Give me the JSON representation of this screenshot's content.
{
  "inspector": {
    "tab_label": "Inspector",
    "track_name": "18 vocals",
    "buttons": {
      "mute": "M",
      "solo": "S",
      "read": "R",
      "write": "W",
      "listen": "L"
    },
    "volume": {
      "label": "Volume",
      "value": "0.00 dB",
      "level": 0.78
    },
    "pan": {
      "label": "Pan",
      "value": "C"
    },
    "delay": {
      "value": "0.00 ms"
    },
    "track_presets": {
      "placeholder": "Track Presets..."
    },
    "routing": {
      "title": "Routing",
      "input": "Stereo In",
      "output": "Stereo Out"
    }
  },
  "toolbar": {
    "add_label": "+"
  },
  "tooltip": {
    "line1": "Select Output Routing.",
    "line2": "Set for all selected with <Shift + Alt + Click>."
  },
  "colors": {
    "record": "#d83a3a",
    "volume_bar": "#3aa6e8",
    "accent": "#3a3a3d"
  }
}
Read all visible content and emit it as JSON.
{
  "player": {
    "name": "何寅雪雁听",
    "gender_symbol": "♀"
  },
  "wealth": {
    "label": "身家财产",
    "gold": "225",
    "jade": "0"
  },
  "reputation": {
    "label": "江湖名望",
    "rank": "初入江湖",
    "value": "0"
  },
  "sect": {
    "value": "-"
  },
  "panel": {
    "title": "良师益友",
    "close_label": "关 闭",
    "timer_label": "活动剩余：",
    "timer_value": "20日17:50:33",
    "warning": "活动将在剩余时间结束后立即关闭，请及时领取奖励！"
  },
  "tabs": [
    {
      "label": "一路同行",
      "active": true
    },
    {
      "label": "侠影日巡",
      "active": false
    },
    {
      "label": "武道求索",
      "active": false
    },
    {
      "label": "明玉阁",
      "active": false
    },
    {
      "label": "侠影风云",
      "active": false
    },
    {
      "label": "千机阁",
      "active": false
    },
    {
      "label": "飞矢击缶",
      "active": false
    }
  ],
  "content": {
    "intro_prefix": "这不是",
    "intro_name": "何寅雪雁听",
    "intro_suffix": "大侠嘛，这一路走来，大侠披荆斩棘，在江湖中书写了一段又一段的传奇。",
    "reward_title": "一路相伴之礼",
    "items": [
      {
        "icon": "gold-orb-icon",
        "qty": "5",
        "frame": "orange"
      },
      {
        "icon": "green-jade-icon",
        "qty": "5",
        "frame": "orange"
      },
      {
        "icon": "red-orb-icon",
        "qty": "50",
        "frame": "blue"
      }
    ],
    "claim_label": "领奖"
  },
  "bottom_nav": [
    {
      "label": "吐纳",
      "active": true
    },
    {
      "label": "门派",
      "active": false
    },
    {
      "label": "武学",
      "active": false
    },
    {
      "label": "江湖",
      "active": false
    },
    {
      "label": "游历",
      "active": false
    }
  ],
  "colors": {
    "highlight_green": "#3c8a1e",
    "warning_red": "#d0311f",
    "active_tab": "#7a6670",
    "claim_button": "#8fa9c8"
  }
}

REQUIREMENTS: Retype the records that precede this task, keeping them exactly the same.

TASK RESPONSE:
Give me the JSON representation of this screenshot's content.
{
  "inspector": {
    "tab_label": "Inspector",
    "track_name": "18 vocals",
    "buttons": {
      "mute": "M",
      "solo": "S",
      "read": "R",
      "write": "W",
      "listen": "L"
    },
    "volume": {
      "label": "Volume",
      "value": "0.00 dB",
      "level": 0.78
    },
    "pan": {
      "label": "Pan",
      "value": "C"
    },
    "delay": {
      "value": "0.00 ms"
    },
    "track_presets": {
      "placeholder": "Track Presets..."
    },
    "routing": {
      "title": "Routing",
      "input": "Stereo In",
      "output": "Stereo Out"
    }
  },
  "toolbar": {
    "add_label": "+"
  },
  "tooltip": {
    "line1": "Select Output Routing.",
    "line2": "Set for all selected with <Shift + Alt + Click>."
  },
  "colors": {
    "record": "#d83a3a",
    "volume_bar": "#3aa6e8",
    "accent": "#3a3a3d"
  }
}
Read all visible content and emit it as JSON.
{
  "player": {
    "name": "何寅雪雁听",
    "gender_symbol": "♀"
  },
  "wealth": {
    "label": "身家财产",
    "gold": "225",
    "jade": "0"
  },
  "reputation": {
    "label": "江湖名望",
    "rank": "初入江湖",
    "value": "0"
  },
  "sect": {
    "value": "-"
  },
  "panel": {
    "title": "良师益友",
    "close_label": "关 闭",
    "timer_label": "活动剩余：",
    "timer_value": "20日17:50:33",
    "warning": "活动将在剩余时间结束后立即关闭，请及时领取奖励！"
  },
  "tabs": [
    {
      "label": "一路同行",
      "active": true
    },
    {
      "label": "侠影日巡",
      "active": false
    },
    {
      "label": "武道求索",
      "active": false
    },
    {
      "label": "明玉阁",
      "active": false
    },
    {
      "label": "侠影风云",
      "active": false
    },
    {
      "label": "千机阁",
      "active": false
    },
    {
      "label": "飞矢击缶",
      "active": false
    }
  ],
  "content": {
    "intro_prefix": "这不是",
    "intro_name": "何寅雪雁听",
    "intro_suffix": "大侠嘛，这一路走来，大侠披荆斩棘，在江湖中书写了一段又一段的传奇。",
    "reward_title": "一路相伴之礼",
    "items": [
      {
        "icon": "gold-orb-icon",
        "qty": "5",
        "frame": "orange"
      },
      {
        "icon": "green-jade-icon",
        "qty": "5",
        "frame": "orange"
      },
      {
        "icon": "red-orb-icon",
        "qty": "50",
        "frame": "blue"
      }
    ],
    "claim_label": "领奖"
  },
  "bottom_nav": [
    {
      "label": "吐纳",
      "active": true
    },
    {
      "label": "门派",
      "active": false
    },
    {
      "label": "武学",
      "active": false
    },
    {
      "label": "江湖",
      "active": false
    },
    {
      "label": "游历",
      "active": false
    }
  ],
  "colors": {
    "highlight_green": "#3c8a1e",
    "warning_red": "#d0311f",
    "active_tab": "#7a6670",
    "claim_button": "#8fa9c8"
  }
}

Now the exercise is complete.